Dataset items

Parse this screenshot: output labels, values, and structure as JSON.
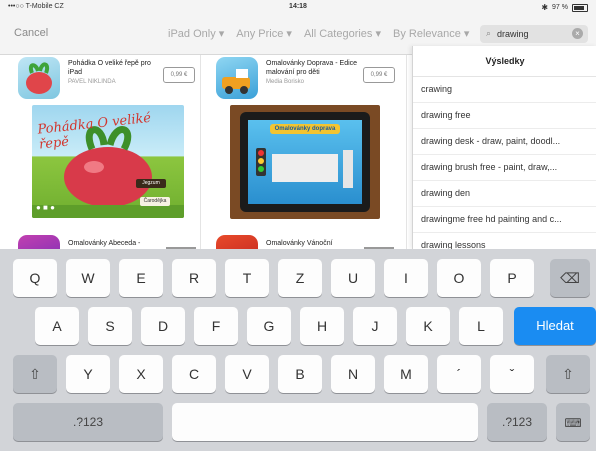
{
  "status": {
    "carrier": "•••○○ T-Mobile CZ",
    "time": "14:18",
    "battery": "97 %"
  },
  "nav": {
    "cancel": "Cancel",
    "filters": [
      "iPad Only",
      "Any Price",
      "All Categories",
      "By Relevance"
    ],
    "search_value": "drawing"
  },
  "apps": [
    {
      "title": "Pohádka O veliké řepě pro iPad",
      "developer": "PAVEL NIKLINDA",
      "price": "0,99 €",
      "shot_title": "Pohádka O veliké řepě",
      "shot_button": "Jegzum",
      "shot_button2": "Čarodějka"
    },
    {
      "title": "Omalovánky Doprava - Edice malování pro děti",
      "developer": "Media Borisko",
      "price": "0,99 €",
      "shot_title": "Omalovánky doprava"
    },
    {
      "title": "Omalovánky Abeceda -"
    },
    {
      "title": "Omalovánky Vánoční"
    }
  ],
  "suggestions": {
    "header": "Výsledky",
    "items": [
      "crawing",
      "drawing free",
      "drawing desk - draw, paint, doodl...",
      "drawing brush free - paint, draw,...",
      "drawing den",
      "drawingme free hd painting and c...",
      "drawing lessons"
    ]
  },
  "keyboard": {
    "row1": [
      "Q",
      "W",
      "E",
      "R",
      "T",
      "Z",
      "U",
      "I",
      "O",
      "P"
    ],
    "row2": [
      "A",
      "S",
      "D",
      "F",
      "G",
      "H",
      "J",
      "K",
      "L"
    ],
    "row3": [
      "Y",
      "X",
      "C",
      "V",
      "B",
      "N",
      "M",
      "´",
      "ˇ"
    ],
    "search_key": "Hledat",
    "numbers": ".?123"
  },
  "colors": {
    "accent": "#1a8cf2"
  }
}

---

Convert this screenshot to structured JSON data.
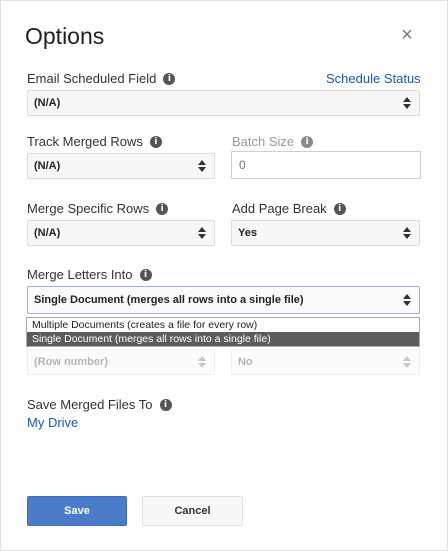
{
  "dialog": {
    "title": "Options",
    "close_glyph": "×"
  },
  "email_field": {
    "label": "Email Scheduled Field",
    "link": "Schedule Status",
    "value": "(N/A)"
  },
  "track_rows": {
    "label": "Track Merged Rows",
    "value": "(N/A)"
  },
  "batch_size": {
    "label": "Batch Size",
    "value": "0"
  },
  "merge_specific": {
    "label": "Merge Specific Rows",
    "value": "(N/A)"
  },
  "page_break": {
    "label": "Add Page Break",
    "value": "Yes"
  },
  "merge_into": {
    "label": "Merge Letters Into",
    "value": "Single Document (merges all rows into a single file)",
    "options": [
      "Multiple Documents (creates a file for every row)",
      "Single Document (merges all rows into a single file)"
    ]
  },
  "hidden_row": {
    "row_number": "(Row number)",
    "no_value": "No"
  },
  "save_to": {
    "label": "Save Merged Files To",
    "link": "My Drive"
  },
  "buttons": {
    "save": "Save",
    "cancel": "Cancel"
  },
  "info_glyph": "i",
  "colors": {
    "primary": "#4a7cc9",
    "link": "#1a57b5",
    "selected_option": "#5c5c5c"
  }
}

GOAL: Say how many lines in the records above hold "veliké", and give no other text.

REPLY TO THE EXERCISE: 2